RECORDS FOR THE TASK
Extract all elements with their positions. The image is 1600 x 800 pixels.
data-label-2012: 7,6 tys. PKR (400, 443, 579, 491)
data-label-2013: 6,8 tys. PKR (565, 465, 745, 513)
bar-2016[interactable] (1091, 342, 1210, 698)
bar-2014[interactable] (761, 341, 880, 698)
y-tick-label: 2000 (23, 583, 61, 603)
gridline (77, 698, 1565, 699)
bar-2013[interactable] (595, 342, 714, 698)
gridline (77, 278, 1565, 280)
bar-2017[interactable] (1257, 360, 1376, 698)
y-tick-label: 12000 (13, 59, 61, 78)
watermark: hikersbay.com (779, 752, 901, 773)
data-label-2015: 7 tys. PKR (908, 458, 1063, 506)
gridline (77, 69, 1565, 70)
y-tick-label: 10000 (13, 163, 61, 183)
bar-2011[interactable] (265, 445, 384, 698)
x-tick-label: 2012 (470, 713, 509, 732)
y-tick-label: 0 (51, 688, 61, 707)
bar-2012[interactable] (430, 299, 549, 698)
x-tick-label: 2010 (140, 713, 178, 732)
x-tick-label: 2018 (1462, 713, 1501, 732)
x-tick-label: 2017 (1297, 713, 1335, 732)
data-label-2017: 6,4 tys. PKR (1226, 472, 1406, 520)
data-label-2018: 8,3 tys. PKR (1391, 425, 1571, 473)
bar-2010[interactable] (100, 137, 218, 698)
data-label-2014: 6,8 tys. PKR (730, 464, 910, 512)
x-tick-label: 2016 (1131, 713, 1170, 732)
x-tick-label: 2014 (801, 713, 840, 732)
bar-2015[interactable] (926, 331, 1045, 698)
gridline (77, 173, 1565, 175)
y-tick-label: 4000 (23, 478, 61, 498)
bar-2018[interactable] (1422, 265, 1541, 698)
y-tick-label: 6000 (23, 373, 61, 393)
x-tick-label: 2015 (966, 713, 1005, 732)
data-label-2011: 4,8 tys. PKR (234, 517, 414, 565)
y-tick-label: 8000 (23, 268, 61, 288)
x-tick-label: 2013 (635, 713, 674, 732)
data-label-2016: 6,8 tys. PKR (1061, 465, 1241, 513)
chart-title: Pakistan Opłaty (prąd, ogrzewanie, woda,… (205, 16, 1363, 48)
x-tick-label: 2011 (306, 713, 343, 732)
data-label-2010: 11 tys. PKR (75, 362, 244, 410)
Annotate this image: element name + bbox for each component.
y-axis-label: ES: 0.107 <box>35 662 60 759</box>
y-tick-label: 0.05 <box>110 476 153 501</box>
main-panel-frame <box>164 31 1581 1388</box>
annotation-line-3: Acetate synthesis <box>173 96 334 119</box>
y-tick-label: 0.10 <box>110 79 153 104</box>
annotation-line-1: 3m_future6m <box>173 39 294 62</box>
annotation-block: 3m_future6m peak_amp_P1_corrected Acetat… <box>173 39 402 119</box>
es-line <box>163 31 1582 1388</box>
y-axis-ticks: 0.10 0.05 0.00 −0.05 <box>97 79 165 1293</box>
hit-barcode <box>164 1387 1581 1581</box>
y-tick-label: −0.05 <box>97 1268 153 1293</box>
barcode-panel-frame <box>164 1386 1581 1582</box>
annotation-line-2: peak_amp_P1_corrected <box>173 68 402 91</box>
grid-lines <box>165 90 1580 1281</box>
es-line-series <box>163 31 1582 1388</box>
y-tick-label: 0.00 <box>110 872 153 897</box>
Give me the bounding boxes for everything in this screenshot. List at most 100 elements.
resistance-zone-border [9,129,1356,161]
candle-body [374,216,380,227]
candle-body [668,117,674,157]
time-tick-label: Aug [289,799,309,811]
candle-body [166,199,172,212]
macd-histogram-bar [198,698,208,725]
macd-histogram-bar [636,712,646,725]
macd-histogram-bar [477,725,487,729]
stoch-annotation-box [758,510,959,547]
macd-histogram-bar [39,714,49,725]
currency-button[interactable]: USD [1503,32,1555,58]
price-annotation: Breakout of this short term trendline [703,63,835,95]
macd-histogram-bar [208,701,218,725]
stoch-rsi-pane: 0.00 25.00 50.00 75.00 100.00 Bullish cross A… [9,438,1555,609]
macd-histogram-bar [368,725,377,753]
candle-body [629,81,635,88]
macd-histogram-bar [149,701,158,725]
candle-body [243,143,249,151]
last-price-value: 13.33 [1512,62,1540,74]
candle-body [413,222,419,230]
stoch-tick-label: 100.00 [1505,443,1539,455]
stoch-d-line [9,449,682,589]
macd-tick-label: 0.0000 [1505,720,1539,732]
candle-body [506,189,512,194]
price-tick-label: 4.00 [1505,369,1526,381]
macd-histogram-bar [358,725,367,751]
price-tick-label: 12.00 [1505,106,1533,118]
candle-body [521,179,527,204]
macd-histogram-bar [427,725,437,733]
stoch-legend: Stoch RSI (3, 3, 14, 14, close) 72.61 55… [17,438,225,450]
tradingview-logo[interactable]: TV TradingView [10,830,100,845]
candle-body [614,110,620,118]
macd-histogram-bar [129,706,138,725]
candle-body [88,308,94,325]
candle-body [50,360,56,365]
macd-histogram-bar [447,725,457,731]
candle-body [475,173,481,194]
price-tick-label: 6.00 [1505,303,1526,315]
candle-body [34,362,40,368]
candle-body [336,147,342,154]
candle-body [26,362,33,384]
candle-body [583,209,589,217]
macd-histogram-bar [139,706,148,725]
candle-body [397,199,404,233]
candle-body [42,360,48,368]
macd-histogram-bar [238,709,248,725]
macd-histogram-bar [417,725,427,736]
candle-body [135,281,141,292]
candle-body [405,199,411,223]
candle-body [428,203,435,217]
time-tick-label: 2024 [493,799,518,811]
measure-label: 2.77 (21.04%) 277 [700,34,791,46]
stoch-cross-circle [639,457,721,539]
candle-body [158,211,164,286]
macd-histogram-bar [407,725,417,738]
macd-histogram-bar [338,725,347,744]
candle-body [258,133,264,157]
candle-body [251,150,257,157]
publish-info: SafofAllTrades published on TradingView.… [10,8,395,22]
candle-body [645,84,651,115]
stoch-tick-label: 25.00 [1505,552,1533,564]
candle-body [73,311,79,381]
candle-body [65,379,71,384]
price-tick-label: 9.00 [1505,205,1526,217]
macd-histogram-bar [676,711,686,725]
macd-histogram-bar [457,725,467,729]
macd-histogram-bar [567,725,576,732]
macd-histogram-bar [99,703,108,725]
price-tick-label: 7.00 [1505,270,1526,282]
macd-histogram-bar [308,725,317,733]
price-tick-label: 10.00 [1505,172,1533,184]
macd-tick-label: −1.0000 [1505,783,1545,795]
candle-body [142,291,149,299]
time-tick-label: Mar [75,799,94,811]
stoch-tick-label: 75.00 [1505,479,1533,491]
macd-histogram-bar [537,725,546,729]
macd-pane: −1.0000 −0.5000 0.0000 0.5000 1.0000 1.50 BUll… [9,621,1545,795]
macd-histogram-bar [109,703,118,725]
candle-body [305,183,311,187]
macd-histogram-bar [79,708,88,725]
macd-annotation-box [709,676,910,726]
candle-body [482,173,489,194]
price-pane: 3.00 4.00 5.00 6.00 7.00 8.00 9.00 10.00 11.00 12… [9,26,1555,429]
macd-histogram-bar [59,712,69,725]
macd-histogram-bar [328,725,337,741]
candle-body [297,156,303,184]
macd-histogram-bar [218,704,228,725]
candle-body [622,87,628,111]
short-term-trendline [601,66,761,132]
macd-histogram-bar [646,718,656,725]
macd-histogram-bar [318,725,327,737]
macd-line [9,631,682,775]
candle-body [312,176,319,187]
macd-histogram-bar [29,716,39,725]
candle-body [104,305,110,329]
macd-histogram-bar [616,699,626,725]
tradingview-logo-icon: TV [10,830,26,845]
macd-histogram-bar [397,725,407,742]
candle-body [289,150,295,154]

STATED GOAL
Recast the lines from the first line of the rows through the line that contains "bar-2018[interactable] (1422, 265, 1541, 698)", inclusive, as a Markdown table with columns No and Entry, omitting blank lines.

OUTPUT BELOW
| No | Entry |
|---|---|
| 1 | Extract all elements with their positions. The image is 1600 x 800 pixels. |
| 2 | data-label-2012: 7,6 tys. PKR (400, 443, 579, 491) |
| 3 | data-label-2013: 6,8 tys. PKR (565, 465, 745, 513) |
| 4 | bar-2016[interactable] (1091, 342, 1210, 698) |
| 5 | bar-2014[interactable] (761, 341, 880, 698) |
| 6 | y-tick-label: 2000 (23, 583, 61, 603) |
| 7 | gridline (77, 698, 1565, 699) |
| 8 | bar-2013[interactable] (595, 342, 714, 698) |
| 9 | gridline (77, 278, 1565, 280) |
| 10 | bar-2017[interactable] (1257, 360, 1376, 698) |
| 11 | y-tick-label: 12000 (13, 59, 61, 78) |
| 12 | watermark: hikersbay.com (779, 752, 901, 773) |
| 13 | data-label-2015: 7 tys. PKR (908, 458, 1063, 506) |
| 14 | gridline (77, 69, 1565, 70) |
| 15 | y-tick-label: 10000 (13, 163, 61, 183) |
| 16 | bar-2011[interactable] (265, 445, 384, 698) |
| 17 | x-tick-label: 2012 (470, 713, 509, 732) |
| 18 | y-tick-label: 0 (51, 688, 61, 707) |
| 19 | bar-2012[interactable] (430, 299, 549, 698) |
| 20 | x-tick-label: 2010 (140, 713, 178, 732) |
| 21 | x-tick-label: 2018 (1462, 713, 1501, 732) |
| 22 | x-tick-label: 2017 (1297, 713, 1335, 732) |
| 23 | data-label-2017: 6,4 tys. PKR (1226, 472, 1406, 520) |
| 24 | data-label-2018: 8,3 tys. PKR (1391, 425, 1571, 473) |
| 25 | bar-2010[interactable] (100, 137, 218, 698) |
| 26 | data-label-2014: 6,8 tys. PKR (730, 464, 910, 512) |
| 27 | x-tick-label: 2016 (1131, 713, 1170, 732) |
| 28 | x-tick-label: 2014 (801, 713, 840, 732) |
| 29 | bar-2015[interactable] (926, 331, 1045, 698) |
| 30 | gridline (77, 173, 1565, 175) |
| 31 | y-tick-label: 4000 (23, 478, 61, 498) |
| 32 | bar-2018[interactable] (1422, 265, 1541, 698) |